Please return the full listing below without altering anything.

● **EXERCISE MATERIALS**:
#####

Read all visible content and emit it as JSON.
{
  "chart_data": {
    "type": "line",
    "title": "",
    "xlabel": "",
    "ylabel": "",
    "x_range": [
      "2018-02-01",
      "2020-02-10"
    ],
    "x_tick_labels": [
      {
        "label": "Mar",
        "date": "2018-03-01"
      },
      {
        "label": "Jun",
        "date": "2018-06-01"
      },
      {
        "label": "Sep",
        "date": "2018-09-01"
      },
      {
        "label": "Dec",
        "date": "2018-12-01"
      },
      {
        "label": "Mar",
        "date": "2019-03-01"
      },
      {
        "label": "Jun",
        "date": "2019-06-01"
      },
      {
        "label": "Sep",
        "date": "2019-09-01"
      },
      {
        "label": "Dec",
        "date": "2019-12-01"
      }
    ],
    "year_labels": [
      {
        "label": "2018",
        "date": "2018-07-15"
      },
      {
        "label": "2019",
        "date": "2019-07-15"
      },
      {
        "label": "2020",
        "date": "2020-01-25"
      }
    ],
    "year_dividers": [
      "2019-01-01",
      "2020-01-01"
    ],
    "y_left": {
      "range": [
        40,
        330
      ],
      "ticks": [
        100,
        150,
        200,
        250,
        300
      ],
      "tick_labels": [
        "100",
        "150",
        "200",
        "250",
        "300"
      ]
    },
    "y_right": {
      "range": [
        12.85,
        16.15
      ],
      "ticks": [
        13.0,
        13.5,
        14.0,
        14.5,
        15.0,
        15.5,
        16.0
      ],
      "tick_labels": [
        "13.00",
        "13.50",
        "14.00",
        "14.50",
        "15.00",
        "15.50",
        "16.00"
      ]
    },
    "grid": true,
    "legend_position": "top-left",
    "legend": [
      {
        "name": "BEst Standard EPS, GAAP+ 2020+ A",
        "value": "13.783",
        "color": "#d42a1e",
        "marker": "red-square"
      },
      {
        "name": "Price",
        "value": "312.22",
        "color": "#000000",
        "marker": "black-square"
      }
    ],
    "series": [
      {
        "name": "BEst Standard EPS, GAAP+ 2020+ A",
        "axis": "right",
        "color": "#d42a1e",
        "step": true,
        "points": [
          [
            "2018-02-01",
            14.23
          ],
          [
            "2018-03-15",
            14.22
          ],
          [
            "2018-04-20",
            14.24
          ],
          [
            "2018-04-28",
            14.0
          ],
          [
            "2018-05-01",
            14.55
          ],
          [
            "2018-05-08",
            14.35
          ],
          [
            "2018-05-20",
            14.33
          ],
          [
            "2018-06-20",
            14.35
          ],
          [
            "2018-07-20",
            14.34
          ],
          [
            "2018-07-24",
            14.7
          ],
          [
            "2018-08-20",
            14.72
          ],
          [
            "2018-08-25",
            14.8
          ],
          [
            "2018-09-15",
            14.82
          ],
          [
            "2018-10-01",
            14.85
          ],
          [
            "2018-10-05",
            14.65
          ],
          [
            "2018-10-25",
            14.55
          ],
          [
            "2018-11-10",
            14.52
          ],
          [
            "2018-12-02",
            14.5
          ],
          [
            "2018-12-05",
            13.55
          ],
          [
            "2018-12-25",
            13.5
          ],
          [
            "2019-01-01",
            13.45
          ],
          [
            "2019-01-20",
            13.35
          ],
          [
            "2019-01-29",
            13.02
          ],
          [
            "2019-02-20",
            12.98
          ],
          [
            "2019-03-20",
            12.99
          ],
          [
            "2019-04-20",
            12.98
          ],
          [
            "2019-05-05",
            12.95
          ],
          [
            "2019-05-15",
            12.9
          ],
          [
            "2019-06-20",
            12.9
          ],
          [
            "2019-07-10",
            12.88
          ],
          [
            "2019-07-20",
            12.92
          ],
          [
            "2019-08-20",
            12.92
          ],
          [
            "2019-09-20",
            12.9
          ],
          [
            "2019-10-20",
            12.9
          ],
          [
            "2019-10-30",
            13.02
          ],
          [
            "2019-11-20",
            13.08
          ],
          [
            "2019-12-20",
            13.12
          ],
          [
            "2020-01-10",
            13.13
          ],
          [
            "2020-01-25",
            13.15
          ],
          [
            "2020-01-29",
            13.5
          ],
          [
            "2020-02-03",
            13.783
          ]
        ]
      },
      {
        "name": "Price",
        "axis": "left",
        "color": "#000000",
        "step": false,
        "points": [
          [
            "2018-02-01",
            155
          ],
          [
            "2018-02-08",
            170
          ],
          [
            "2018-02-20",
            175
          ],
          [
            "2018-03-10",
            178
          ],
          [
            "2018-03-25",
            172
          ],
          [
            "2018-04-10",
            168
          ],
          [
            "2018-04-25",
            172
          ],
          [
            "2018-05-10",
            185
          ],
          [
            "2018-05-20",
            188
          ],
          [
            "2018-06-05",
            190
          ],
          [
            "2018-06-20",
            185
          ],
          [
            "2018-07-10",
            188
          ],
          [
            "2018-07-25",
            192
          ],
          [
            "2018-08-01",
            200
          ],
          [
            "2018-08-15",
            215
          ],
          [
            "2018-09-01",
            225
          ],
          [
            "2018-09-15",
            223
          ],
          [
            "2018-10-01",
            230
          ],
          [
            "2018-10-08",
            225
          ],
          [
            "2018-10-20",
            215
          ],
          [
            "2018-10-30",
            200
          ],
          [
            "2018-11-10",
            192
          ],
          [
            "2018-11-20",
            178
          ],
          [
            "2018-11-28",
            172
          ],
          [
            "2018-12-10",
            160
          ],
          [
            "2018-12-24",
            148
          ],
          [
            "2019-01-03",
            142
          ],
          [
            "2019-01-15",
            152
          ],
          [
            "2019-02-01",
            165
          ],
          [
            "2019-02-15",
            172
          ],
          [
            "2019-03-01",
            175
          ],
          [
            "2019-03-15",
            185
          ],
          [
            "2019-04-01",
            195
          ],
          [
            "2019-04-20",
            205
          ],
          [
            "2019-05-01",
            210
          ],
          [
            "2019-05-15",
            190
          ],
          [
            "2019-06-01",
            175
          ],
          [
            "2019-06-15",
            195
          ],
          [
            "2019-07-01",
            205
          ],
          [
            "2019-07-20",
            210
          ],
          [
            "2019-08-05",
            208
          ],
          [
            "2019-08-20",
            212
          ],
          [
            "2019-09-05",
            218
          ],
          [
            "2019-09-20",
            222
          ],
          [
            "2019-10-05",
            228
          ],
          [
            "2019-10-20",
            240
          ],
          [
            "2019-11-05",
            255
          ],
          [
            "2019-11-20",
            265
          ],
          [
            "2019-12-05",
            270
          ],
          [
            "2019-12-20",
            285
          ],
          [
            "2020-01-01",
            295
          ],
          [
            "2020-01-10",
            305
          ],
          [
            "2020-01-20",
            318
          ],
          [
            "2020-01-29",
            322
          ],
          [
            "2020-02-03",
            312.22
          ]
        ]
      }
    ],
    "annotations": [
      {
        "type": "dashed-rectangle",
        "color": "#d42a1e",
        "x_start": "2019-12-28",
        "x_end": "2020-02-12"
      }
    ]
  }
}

#####

● **OUTPUT FOR THIS EXERCISE**:
Read all visible content and emit it as JSON.
{
  "chart_data": {
    "type": "line",
    "title": "",
    "xlabel": "",
    "ylabel": "",
    "x_range": [
      "2018-02-01",
      "2020-02-10"
    ],
    "x_tick_labels": [
      {
        "label": "Mar",
        "date": "2018-03-01"
      },
      {
        "label": "Jun",
        "date": "2018-06-01"
      },
      {
        "label": "Sep",
        "date": "2018-09-01"
      },
      {
        "label": "Dec",
        "date": "2018-12-01"
      },
      {
        "label": "Mar",
        "date": "2019-03-01"
      },
      {
        "label": "Jun",
        "date": "2019-06-01"
      },
      {
        "label": "Sep",
        "date": "2019-09-01"
      },
      {
        "label": "Dec",
        "date": "2019-12-01"
      }
    ],
    "year_labels": [
      {
        "label": "2018",
        "date": "2018-07-15"
      },
      {
        "label": "2019",
        "date": "2019-07-15"
      },
      {
        "label": "2020",
        "date": "2020-01-25"
      }
    ],
    "year_dividers": [
      "2019-01-01",
      "2020-01-01"
    ],
    "y_left": {
      "range": [
        40,
        330
      ],
      "ticks": [
        100,
        150,
        200,
        250,
        300
      ],
      "tick_labels": [
        "100",
        "150",
        "200",
        "250",
        "300"
      ]
    },
    "y_right": {
      "range": [
        12.85,
        16.15
      ],
      "ticks": [
        13.0,
        13.5,
        14.0,
        14.5,
        15.0,
        15.5,
        16.0
      ],
      "tick_labels": [
        "13.00",
        "13.50",
        "14.00",
        "14.50",
        "15.00",
        "15.50",
        "16.00"
      ]
    },
    "grid": true,
    "legend_position": "top-left",
    "legend": [
      {
        "name": "BEst Standard EPS, GAAP+ 2020+ A",
        "value": "13.783",
        "color": "#d42a1e",
        "marker": "red-square"
      },
      {
        "name": "Price",
        "value": "312.22",
        "color": "#000000",
        "marker": "black-square"
      }
    ],
    "series": [
      {
        "name": "BEst Standard EPS, GAAP+ 2020+ A",
        "axis": "right",
        "color": "#d42a1e",
        "step": true,
        "points": [
          [
            "2018-02-01",
            14.23
          ],
          [
            "2018-03-15",
            14.22
          ],
          [
            "2018-04-20",
            14.24
          ],
          [
            "2018-04-28",
            14.0
          ],
          [
            "2018-05-01",
            14.55
          ],
          [
            "2018-05-08",
            14.35
          ],
          [
            "2018-05-20",
            14.33
          ],
          [
            "2018-06-20",
            14.35
          ],
          [
            "2018-07-20",
            14.34
          ],
          [
            "2018-07-24",
            14.7
          ],
          [
            "2018-08-20",
            14.72
          ],
          [
            "2018-08-25",
            14.8
          ],
          [
            "2018-09-15",
            14.82
          ],
          [
            "2018-10-01",
            14.85
          ],
          [
            "2018-10-05",
            14.65
          ],
          [
            "2018-10-25",
            14.55
          ],
          [
            "2018-11-10",
            14.52
          ],
          [
            "2018-12-02",
            14.5
          ],
          [
            "2018-12-05",
            13.55
          ],
          [
            "2018-12-25",
            13.5
          ],
          [
            "2019-01-01",
            13.45
          ],
          [
            "2019-01-20",
            13.35
          ],
          [
            "2019-01-29",
            13.02
          ],
          [
            "2019-02-20",
            12.98
          ],
          [
            "2019-03-20",
            12.99
          ],
          [
            "2019-04-20",
            12.98
          ],
          [
            "2019-05-05",
            12.95
          ],
          [
            "2019-05-15",
            12.9
          ],
          [
            "2019-06-20",
            12.9
          ],
          [
            "2019-07-10",
            12.88
          ],
          [
            "2019-07-20",
            12.92
          ],
          [
            "2019-08-20",
            12.92
          ],
          [
            "2019-09-20",
            12.9
          ],
          [
            "2019-10-20",
            12.9
          ],
          [
            "2019-10-30",
            13.02
          ],
          [
            "2019-11-20",
            13.08
          ],
          [
            "2019-12-20",
            13.12
          ],
          [
            "2020-01-10",
            13.13
          ],
          [
            "2020-01-25",
            13.15
          ],
          [
            "2020-01-29",
            13.5
          ],
          [
            "2020-02-03",
            13.783
          ]
        ]
      },
      {
        "name": "Price",
        "axis": "left",
        "color": "#000000",
        "step": false,
        "points": [
          [
            "2018-02-01",
            155
          ],
          [
            "2018-02-08",
            170
          ],
          [
            "2018-02-20",
            175
          ],
          [
            "2018-03-10",
            178
          ],
          [
            "2018-03-25",
            172
          ],
          [
            "2018-04-10",
            168
          ],
          [
            "2018-04-25",
            172
          ],
          [
            "2018-05-10",
            185
          ],
          [
            "2018-05-20",
            188
          ],
          [
            "2018-06-05",
            190
          ],
          [
            "2018-06-20",
            185
          ],
          [
            "2018-07-10",
            188
          ],
          [
            "2018-07-25",
            192
          ],
          [
            "2018-08-01",
            200
          ],
          [
            "2018-08-15",
            215
          ],
          [
            "2018-09-01",
            225
          ],
          [
            "2018-09-15",
            223
          ],
          [
            "2018-10-01",
            230
          ],
          [
            "2018-10-08",
            225
          ],
          [
            "2018-10-20",
            215
          ],
          [
            "2018-10-30",
            200
          ],
          [
            "2018-11-10",
            192
          ],
          [
            "2018-11-20",
            178
          ],
          [
            "2018-11-28",
            172
          ],
          [
            "2018-12-10",
            160
          ],
          [
            "2018-12-24",
            148
          ],
          [
            "2019-01-03",
            142
          ],
          [
            "2019-01-15",
            152
          ],
          [
            "2019-02-01",
            165
          ],
          [
            "2019-02-15",
            172
          ],
          [
            "2019-03-01",
            175
          ],
          [
            "2019-03-15",
            185
          ],
          [
            "2019-04-01",
            195
          ],
          [
            "2019-04-20",
            205
          ],
          [
            "2019-05-01",
            210
          ],
          [
            "2019-05-15",
            190
          ],
          [
            "2019-06-01",
            175
          ],
          [
            "2019-06-15",
            195
          ],
          [
            "2019-07-01",
            205
          ],
          [
            "2019-07-20",
            210
          ],
          [
            "2019-08-05",
            208
          ],
          [
            "2019-08-20",
            212
          ],
          [
            "2019-09-05",
            218
          ],
          [
            "2019-09-20",
            222
          ],
          [
            "2019-10-05",
            228
          ],
          [
            "2019-10-20",
            240
          ],
          [
            "2019-11-05",
            255
          ],
          [
            "2019-11-20",
            265
          ],
          [
            "2019-12-05",
            270
          ],
          [
            "2019-12-20",
            285
          ],
          [
            "2020-01-01",
            295
          ],
          [
            "2020-01-10",
            305
          ],
          [
            "2020-01-20",
            318
          ],
          [
            "2020-01-29",
            322
          ],
          [
            "2020-02-03",
            312.22
          ]
        ]
      }
    ],
    "annotations": [
      {
        "type": "dashed-rectangle",
        "color": "#d42a1e",
        "x_start": "2019-12-28",
        "x_end": "2020-02-12"
      }
    ]
  }
}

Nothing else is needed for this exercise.